Extract provided
○ ○ ○ ○ ○
The Women’s Bureau, charged with the responsibility of promoting
the welfare of women as gainful workers at each turn of the economic
cycle, today not only is advocating the maintenance of good stand­
ards in their places of employment, but is vitally concerned with the
building up and safeguarding of satisfactory living standards for
women in communities with defense impacts. For example, the
Bureau stresses particularly the importance of adequate housing and
wholesome recreation for women and girls, many of whom are at
work away from home and family for the first time.
There is always the grave possibility that in a crisis like the present
the supreme elfort to turn out war equipment with phenomenal speed
may divert attention from these matters. However, in a time of
stress and strain comfortable living arrangements and the right kinds
of recreation become doubly urgent. They are essential safety valves
for fatigued bodies and frayed nerves. They help to maintain health
and morale. And of equal or greater importance in the grave emer­
gency, adequate facilities to guarantee to wage-earning women a
well-rounded, healthful, normal existence are essential to production.
It has been proved beyond question that unsatisfactory working and
living conditions are direct causes of a decrease in output and an
increase in labor turn-over, neither of which can be tolerated under
the war program, and that inferior food militates against the health
of workers that is one of the greatest assets in the war effort. Satis­
factory conditions will maintain women’s morale as citizens and as
the mothers and homemakers of the Nation, and thus help to build
up our inner defenses.
Women workers have certain needs and interests somewhat different
from those of men that should be taken into account in the planning
and carrying out of the emergency community program. Thus con­
ditions acceptable to men are not necessarily adequate for women.
Also, many women are found in the low-income brackets and have at
all times striking needs for low-cost facilities for living and leisure­
time pursuits. But now when large numbers of girls and young
women have been drawn from their normal home environment into
new localities, into suddenly expanded or greatly congested areas,
the need is doubly challenging. Thus it is imperative that many
women, whether temporary or permanent residents in industrially
inflated communities, be given opportunity for the best possible social
and economic adjustments during this emergency period.
Varied Needs of Women.
Meeting the requirements for women workers along the lines of
housing, recreation, and other matters related to their health and
social welfare calls for a many-sided program.
The problems as well as the solutions vary according to the several
types of defense areas. These divide into the following main classes:
1. Large cities, which have many facilities, diversified but inadequate
because of the expanded population.
○ ○ ○ ○ ○
Document layout analysis data:
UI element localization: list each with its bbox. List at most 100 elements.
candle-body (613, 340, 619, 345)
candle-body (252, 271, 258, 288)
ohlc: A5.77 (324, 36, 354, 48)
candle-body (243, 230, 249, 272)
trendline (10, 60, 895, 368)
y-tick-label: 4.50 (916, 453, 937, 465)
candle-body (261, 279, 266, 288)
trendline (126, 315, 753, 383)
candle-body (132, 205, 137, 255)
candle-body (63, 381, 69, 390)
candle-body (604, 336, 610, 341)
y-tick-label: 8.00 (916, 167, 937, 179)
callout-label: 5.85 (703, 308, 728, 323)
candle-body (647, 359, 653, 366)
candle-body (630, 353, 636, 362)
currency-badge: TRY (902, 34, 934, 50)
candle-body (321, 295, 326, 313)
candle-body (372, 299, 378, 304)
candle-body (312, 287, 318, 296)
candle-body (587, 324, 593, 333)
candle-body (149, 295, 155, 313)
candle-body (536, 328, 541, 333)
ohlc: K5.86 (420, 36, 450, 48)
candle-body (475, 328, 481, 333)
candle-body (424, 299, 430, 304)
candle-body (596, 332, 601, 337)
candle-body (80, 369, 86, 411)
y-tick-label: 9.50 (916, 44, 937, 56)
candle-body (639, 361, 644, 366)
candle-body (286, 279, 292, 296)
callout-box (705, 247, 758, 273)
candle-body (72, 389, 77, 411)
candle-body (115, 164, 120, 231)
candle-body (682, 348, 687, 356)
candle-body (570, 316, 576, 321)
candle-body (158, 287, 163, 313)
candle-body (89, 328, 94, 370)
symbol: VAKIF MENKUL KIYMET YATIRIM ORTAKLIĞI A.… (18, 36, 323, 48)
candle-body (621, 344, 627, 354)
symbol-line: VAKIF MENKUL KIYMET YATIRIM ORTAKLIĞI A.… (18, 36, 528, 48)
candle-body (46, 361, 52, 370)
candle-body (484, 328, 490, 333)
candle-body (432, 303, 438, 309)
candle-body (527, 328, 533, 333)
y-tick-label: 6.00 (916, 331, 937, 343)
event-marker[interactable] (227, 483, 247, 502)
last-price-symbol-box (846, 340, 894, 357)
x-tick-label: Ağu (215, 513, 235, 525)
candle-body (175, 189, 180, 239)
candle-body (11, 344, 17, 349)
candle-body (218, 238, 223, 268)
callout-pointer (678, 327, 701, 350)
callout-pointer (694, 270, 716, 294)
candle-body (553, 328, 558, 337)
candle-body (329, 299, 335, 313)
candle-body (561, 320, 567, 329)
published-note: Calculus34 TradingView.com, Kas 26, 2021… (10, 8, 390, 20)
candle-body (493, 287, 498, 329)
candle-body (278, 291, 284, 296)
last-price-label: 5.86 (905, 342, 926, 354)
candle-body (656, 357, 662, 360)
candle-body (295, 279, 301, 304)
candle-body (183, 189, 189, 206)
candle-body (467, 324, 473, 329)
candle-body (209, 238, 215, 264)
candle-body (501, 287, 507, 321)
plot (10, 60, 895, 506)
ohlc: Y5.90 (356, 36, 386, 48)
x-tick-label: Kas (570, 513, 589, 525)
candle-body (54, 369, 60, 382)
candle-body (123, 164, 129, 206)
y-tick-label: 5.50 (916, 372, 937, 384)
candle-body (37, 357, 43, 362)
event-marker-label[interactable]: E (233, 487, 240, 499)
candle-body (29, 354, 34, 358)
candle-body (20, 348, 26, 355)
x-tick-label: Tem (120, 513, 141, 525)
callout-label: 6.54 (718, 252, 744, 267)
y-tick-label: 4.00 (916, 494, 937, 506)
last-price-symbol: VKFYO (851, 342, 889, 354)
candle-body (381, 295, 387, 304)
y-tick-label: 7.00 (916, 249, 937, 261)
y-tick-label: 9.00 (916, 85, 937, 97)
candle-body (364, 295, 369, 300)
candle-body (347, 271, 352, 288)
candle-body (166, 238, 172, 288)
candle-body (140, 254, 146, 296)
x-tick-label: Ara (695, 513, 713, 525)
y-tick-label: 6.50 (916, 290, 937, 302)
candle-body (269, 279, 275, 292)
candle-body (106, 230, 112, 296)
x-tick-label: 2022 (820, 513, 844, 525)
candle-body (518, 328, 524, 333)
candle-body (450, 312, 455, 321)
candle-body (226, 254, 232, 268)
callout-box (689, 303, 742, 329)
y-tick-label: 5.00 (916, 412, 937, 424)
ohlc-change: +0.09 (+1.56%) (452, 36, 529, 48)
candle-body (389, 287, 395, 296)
○ ○ ○ ○ ○
Brief 1
According to the Women's Bureau text, which two things does the Bureau particularly stress for women and girls?
Brief 2
How would you render this sentence from the Women's Bureau text in Spanish: "They help to maintain health and morale."
Brief 3
Copy the Women's Bureau text word for word from "Women workers have" to "adequate for women.".

Task output 1
Adequate housing and wholesome recreation.

Task output 2
Ayudan a mantener la salud y la moral.

Task output 3
Women workers have certain needs and interests somewhat different
from those of men that should be taken into account in the planning
and carrying out of the emergency community program. Thus con­
ditions acceptable to men are not necessarily adequate for women.